Do this | Spot every line with the word "заказа" and return it.

Dataset entries |
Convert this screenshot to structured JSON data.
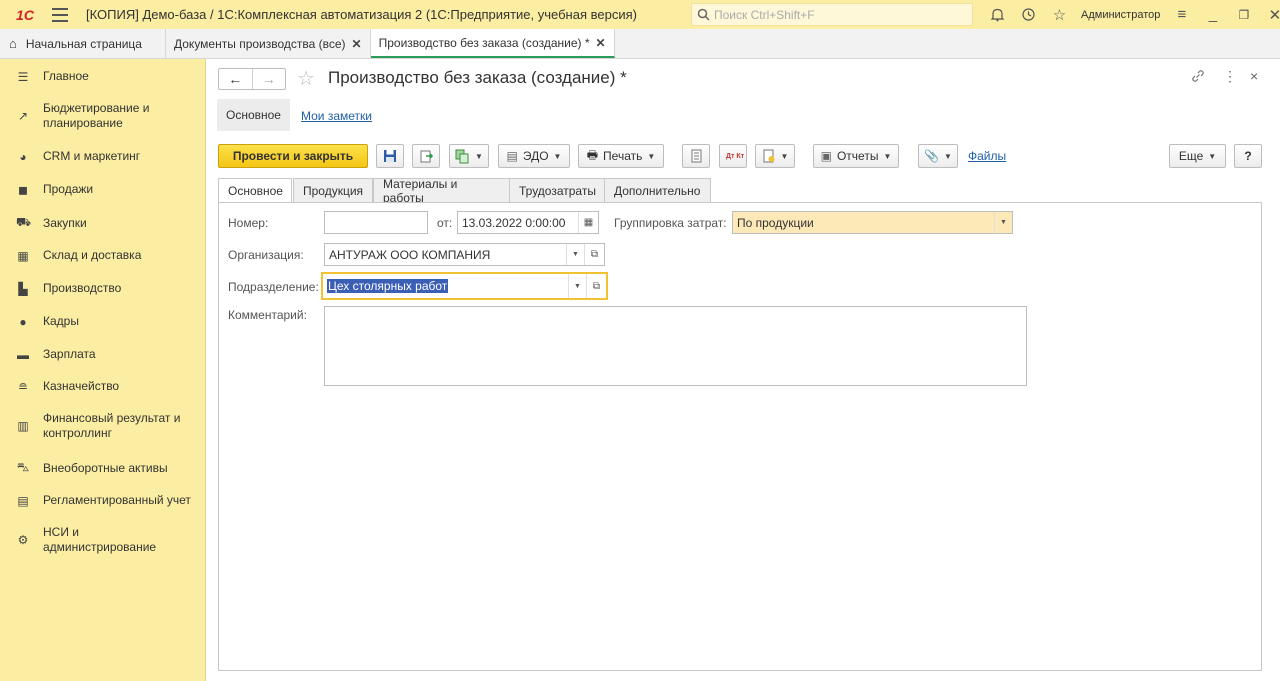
{
  "titlebar": {
    "logo": "1С",
    "title": "[КОПИЯ] Демо-база / 1С:Комплексная автоматизация 2  (1С:Предприятие, учебная версия)",
    "search_placeholder": "Поиск Ctrl+Shift+F",
    "username": "Администратор"
  },
  "tabs": [
    {
      "label": "Начальная страница"
    },
    {
      "label": "Документы производства (все)"
    },
    {
      "label": "Производство без заказа (создание) *"
    }
  ],
  "sidebar": {
    "items": [
      {
        "label": "Главное",
        "icon": "menu-lines-icon"
      },
      {
        "label": "Бюджетирование и планирование",
        "icon": "budget-chart-icon"
      },
      {
        "label": "CRM и маркетинг",
        "icon": "pie-chart-icon"
      },
      {
        "label": "Продажи",
        "icon": "shopping-bag-icon"
      },
      {
        "label": "Закупки",
        "icon": "cart-icon"
      },
      {
        "label": "Склад и доставка",
        "icon": "warehouse-grid-icon"
      },
      {
        "label": "Производство",
        "icon": "factory-icon"
      },
      {
        "label": "Кадры",
        "icon": "person-icon"
      },
      {
        "label": "Зарплата",
        "icon": "money-card-icon"
      },
      {
        "label": "Казначейство",
        "icon": "coins-icon"
      },
      {
        "label": "Финансовый результат и контроллинг",
        "icon": "bar-chart-icon"
      },
      {
        "label": "Внеоборотные активы",
        "icon": "car-icon"
      },
      {
        "label": "Регламентированный учет",
        "icon": "ledger-icon"
      },
      {
        "label": "НСИ и администрирование",
        "icon": "gear-icon"
      }
    ]
  },
  "form": {
    "title": "Производство без заказа (создание) *",
    "subnav_main": "Основное",
    "subnav_notes": "Мои заметки",
    "toolbar": {
      "post_close": "Провести и закрыть",
      "edo": "ЭДО",
      "print": "Печать",
      "reports": "Отчеты",
      "files": "Файлы",
      "more": "Еще",
      "help": "?",
      "dt_kt": "Дт Кт"
    },
    "tabs": [
      "Основное",
      "Продукция",
      "Материалы и работы",
      "Трудозатраты",
      "Дополнительно"
    ],
    "fields": {
      "number_label": "Номер:",
      "number_value": "",
      "date_label": "от:",
      "date_value": "13.03.2022  0:00:00",
      "grouping_label": "Группировка затрат:",
      "grouping_value": "По продукции",
      "org_label": "Организация:",
      "org_value": "АНТУРАЖ ООО КОМПАНИЯ",
      "dept_label": "Подразделение:",
      "dept_value": "Цех столярных работ",
      "comment_label": "Комментарий:",
      "comment_value": ""
    }
  },
  "colors": {
    "titlebar_bg": "#fbeda2",
    "primary_button": "#f4c515",
    "link": "#1f5fa8",
    "active_tab_underline": "#2d9b5a",
    "selection": "#3b5fb5"
  }
}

Exercise response |
      "label": "Производство без заказа (создание) *"
    "title": "Производство без заказа (создание) *",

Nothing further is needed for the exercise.